### [Work to be completed]
Output all of the entries exactly as written.

-- START Information shown --

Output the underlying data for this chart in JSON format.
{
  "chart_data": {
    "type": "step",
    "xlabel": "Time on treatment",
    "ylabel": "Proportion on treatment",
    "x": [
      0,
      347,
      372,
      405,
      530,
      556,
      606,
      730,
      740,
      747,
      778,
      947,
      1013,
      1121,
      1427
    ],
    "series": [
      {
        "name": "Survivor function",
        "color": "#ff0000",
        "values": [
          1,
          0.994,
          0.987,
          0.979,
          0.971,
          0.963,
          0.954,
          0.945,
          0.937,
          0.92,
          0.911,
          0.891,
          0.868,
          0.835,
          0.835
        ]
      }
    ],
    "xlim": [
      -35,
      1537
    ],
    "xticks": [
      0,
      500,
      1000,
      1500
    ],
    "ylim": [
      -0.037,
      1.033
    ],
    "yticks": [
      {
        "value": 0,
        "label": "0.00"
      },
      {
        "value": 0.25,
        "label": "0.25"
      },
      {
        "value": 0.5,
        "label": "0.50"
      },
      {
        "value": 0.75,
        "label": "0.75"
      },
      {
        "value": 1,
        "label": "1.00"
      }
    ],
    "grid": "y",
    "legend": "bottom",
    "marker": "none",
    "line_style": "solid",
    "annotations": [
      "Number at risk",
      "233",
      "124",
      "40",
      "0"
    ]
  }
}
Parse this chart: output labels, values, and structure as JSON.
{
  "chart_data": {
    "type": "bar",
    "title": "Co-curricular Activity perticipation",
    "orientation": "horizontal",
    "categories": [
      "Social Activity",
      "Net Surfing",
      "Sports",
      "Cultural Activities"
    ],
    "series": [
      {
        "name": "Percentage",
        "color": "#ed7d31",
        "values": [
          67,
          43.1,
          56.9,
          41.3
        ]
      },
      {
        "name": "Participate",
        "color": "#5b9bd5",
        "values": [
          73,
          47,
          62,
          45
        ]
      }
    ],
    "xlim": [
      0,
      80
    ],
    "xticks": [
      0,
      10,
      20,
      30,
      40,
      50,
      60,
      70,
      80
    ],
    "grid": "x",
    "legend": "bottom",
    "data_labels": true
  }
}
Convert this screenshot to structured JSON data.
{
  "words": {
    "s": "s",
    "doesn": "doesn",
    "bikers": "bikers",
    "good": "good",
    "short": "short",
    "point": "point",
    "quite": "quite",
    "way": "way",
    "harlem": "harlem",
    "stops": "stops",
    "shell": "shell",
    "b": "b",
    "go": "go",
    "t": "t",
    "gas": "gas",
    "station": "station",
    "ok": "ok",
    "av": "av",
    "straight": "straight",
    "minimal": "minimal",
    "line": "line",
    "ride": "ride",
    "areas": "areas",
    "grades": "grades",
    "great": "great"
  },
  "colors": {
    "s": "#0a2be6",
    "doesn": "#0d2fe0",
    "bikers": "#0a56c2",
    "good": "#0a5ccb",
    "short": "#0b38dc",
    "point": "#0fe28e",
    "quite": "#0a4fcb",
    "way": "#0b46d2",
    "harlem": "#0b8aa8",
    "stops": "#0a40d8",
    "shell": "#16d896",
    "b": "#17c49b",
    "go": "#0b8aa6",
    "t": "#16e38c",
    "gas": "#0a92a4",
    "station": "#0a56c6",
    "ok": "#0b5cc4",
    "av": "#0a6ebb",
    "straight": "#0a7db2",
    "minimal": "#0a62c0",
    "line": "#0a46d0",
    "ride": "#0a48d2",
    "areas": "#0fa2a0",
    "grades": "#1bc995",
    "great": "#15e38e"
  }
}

-- END Information shown --

### [Correct response]
Output the underlying data for this chart in JSON format.
{
  "chart_data": {
    "type": "step",
    "xlabel": "Time on treatment",
    "ylabel": "Proportion on treatment",
    "x": [
      0,
      347,
      372,
      405,
      530,
      556,
      606,
      730,
      740,
      747,
      778,
      947,
      1013,
      1121,
      1427
    ],
    "series": [
      {
        "name": "Survivor function",
        "color": "#ff0000",
        "values": [
          1,
          0.994,
          0.987,
          0.979,
          0.971,
          0.963,
          0.954,
          0.945,
          0.937,
          0.92,
          0.911,
          0.891,
          0.868,
          0.835,
          0.835
        ]
      }
    ],
    "xlim": [
      -35,
      1537
    ],
    "xticks": [
      0,
      500,
      1000,
      1500
    ],
    "ylim": [
      -0.037,
      1.033
    ],
    "yticks": [
      {
        "value": 0,
        "label": "0.00"
      },
      {
        "value": 0.25,
        "label": "0.25"
      },
      {
        "value": 0.5,
        "label": "0.50"
      },
      {
        "value": 0.75,
        "label": "0.75"
      },
      {
        "value": 1,
        "label": "1.00"
      }
    ],
    "grid": "y",
    "legend": "bottom",
    "marker": "none",
    "line_style": "solid",
    "annotations": [
      "Number at risk",
      "233",
      "124",
      "40",
      "0"
    ]
  }
}
Parse this chart: output labels, values, and structure as JSON.
{
  "chart_data": {
    "type": "bar",
    "title": "Co-curricular Activity perticipation",
    "orientation": "horizontal",
    "categories": [
      "Social Activity",
      "Net Surfing",
      "Sports",
      "Cultural Activities"
    ],
    "series": [
      {
        "name": "Percentage",
        "color": "#ed7d31",
        "values": [
          67,
          43.1,
          56.9,
          41.3
        ]
      },
      {
        "name": "Participate",
        "color": "#5b9bd5",
        "values": [
          73,
          47,
          62,
          45
        ]
      }
    ],
    "xlim": [
      0,
      80
    ],
    "xticks": [
      0,
      10,
      20,
      30,
      40,
      50,
      60,
      70,
      80
    ],
    "grid": "x",
    "legend": "bottom",
    "data_labels": true
  }
}
Convert this screenshot to structured JSON data.
{
  "words": {
    "s": "s",
    "doesn": "doesn",
    "bikers": "bikers",
    "good": "good",
    "short": "short",
    "point": "point",
    "quite": "quite",
    "way": "way",
    "harlem": "harlem",
    "stops": "stops",
    "shell": "shell",
    "b": "b",
    "go": "go",
    "t": "t",
    "gas": "gas",
    "station": "station",
    "ok": "ok",
    "av": "av",
    "straight": "straight",
    "minimal": "minimal",
    "line": "line",
    "ride": "ride",
    "areas": "areas",
    "grades": "grades",
    "great": "great"
  },
  "colors": {
    "s": "#0a2be6",
    "doesn": "#0d2fe0",
    "bikers": "#0a56c2",
    "good": "#0a5ccb",
    "short": "#0b38dc",
    "point": "#0fe28e",
    "quite": "#0a4fcb",
    "way": "#0b46d2",
    "harlem": "#0b8aa8",
    "stops": "#0a40d8",
    "shell": "#16d896",
    "b": "#17c49b",
    "go": "#0b8aa6",
    "t": "#16e38c",
    "gas": "#0a92a4",
    "station": "#0a56c6",
    "ok": "#0b5cc4",
    "av": "#0a6ebb",
    "straight": "#0a7db2",
    "minimal": "#0a62c0",
    "line": "#0a46d0",
    "ride": "#0a48d2",
    "areas": "#0fa2a0",
    "grades": "#1bc995",
    "great": "#15e38e"
  }
}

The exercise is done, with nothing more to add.